REQUIREMENTS - All of the records below need to be copied exactly.

+++

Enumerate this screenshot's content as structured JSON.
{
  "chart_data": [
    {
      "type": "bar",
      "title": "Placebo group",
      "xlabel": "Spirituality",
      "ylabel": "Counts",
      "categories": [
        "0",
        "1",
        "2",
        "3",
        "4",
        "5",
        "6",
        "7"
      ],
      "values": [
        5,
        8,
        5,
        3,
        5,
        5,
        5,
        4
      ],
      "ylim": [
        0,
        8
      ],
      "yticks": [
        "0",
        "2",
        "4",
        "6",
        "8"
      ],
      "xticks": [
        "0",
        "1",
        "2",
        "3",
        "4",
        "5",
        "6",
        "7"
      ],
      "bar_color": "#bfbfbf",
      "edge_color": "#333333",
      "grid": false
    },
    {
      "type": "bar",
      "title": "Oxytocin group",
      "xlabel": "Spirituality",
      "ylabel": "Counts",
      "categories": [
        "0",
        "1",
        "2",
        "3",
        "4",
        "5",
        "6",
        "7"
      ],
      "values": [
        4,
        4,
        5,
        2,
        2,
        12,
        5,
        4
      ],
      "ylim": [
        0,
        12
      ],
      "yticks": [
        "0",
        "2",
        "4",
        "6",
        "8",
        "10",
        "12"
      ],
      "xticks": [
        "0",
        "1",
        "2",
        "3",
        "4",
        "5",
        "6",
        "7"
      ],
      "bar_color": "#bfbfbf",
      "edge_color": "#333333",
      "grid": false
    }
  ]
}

+++

THE ANSWER -
Enumerate this screenshot's content as structured JSON.
{
  "chart_data": [
    {
      "type": "bar",
      "title": "Placebo group",
      "xlabel": "Spirituality",
      "ylabel": "Counts",
      "categories": [
        "0",
        "1",
        "2",
        "3",
        "4",
        "5",
        "6",
        "7"
      ],
      "values": [
        5,
        8,
        5,
        3,
        5,
        5,
        5,
        4
      ],
      "ylim": [
        0,
        8
      ],
      "yticks": [
        "0",
        "2",
        "4",
        "6",
        "8"
      ],
      "xticks": [
        "0",
        "1",
        "2",
        "3",
        "4",
        "5",
        "6",
        "7"
      ],
      "bar_color": "#bfbfbf",
      "edge_color": "#333333",
      "grid": false
    },
    {
      "type": "bar",
      "title": "Oxytocin group",
      "xlabel": "Spirituality",
      "ylabel": "Counts",
      "categories": [
        "0",
        "1",
        "2",
        "3",
        "4",
        "5",
        "6",
        "7"
      ],
      "values": [
        4,
        4,
        5,
        2,
        2,
        12,
        5,
        4
      ],
      "ylim": [
        0,
        12
      ],
      "yticks": [
        "0",
        "2",
        "4",
        "6",
        "8",
        "10",
        "12"
      ],
      "xticks": [
        "0",
        "1",
        "2",
        "3",
        "4",
        "5",
        "6",
        "7"
      ],
      "bar_color": "#bfbfbf",
      "edge_color": "#333333",
      "grid": false
    }
  ]
}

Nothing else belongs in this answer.